- [TASK DETAILS]
Transcribe each record below word for word.
## BEGIN
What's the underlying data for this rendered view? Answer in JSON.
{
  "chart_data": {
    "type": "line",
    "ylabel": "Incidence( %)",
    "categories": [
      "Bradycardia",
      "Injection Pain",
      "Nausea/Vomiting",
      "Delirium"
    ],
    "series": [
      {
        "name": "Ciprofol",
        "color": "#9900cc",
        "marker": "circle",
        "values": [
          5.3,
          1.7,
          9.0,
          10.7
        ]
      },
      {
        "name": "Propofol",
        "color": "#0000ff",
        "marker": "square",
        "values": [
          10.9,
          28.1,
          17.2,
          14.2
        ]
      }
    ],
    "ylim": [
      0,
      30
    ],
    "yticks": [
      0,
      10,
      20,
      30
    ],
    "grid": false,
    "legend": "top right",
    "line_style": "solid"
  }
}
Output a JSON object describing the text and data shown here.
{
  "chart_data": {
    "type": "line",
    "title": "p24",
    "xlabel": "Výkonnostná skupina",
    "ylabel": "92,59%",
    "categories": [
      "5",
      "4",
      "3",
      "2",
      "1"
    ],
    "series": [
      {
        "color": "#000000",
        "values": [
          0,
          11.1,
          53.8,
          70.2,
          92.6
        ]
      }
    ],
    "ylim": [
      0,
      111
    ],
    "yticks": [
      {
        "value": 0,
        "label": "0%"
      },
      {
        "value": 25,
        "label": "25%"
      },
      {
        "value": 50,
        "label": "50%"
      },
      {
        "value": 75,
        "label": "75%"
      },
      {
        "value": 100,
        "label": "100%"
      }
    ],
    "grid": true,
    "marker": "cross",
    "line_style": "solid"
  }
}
## END
- [REPLY]
What's the underlying data for this rendered view? Answer in JSON.
{
  "chart_data": {
    "type": "line",
    "ylabel": "Incidence( %)",
    "categories": [
      "Bradycardia",
      "Injection Pain",
      "Nausea/Vomiting",
      "Delirium"
    ],
    "series": [
      {
        "name": "Ciprofol",
        "color": "#9900cc",
        "marker": "circle",
        "values": [
          5.3,
          1.7,
          9.0,
          10.7
        ]
      },
      {
        "name": "Propofol",
        "color": "#0000ff",
        "marker": "square",
        "values": [
          10.9,
          28.1,
          17.2,
          14.2
        ]
      }
    ],
    "ylim": [
      0,
      30
    ],
    "yticks": [
      0,
      10,
      20,
      30
    ],
    "grid": false,
    "legend": "top right",
    "line_style": "solid"
  }
}
Output a JSON object describing the text and data shown here.
{
  "chart_data": {
    "type": "line",
    "title": "p24",
    "xlabel": "Výkonnostná skupina",
    "ylabel": "92,59%",
    "categories": [
      "5",
      "4",
      "3",
      "2",
      "1"
    ],
    "series": [
      {
        "color": "#000000",
        "values": [
          0,
          11.1,
          53.8,
          70.2,
          92.6
        ]
      }
    ],
    "ylim": [
      0,
      111
    ],
    "yticks": [
      {
        "value": 0,
        "label": "0%"
      },
      {
        "value": 25,
        "label": "25%"
      },
      {
        "value": 50,
        "label": "50%"
      },
      {
        "value": 75,
        "label": "75%"
      },
      {
        "value": 100,
        "label": "100%"
      }
    ],
    "grid": true,
    "marker": "cross",
    "line_style": "solid"
  }
}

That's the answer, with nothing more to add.